-- Start of Data shown --

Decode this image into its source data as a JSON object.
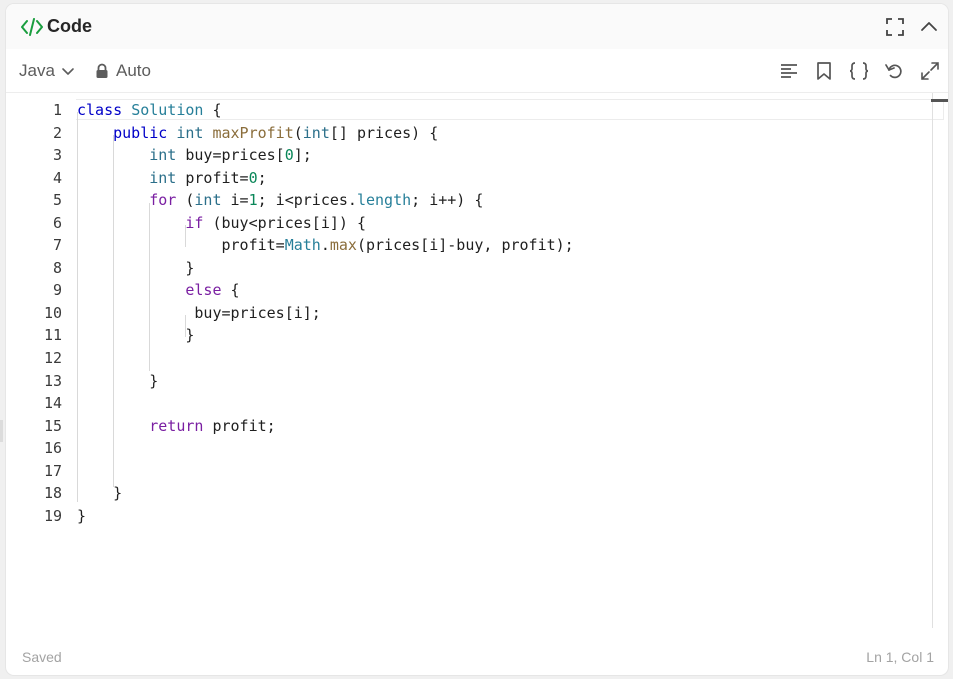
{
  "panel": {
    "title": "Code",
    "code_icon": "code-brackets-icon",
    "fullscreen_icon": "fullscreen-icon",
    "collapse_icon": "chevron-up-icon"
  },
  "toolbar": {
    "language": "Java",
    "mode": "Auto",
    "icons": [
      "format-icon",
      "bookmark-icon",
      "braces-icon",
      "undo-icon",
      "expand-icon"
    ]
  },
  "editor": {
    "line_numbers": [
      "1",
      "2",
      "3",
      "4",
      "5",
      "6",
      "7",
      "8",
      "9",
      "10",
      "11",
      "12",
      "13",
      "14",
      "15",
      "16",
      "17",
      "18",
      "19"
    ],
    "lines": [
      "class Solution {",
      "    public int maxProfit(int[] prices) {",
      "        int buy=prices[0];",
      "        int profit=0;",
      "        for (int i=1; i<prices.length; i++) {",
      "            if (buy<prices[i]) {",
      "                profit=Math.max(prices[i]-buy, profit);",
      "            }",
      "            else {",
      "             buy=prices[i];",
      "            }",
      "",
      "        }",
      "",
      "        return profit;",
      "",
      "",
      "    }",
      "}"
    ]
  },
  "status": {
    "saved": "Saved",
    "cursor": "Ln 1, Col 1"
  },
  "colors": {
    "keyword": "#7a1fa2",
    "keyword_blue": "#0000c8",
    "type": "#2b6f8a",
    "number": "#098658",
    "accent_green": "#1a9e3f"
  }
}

-- End of Data shown --

Challenge:
Reproduce every line from the entries that holds the word "prices".

Correct response:
      "    public int maxProfit(int[] prices) {",
      "        int buy=prices[0];",
      "        for (int i=1; i<prices.length; i++) {",
      "            if (buy<prices[i]) {",
      "                profit=Math.max(prices[i]-buy, profit);",
      "             buy=prices[i];",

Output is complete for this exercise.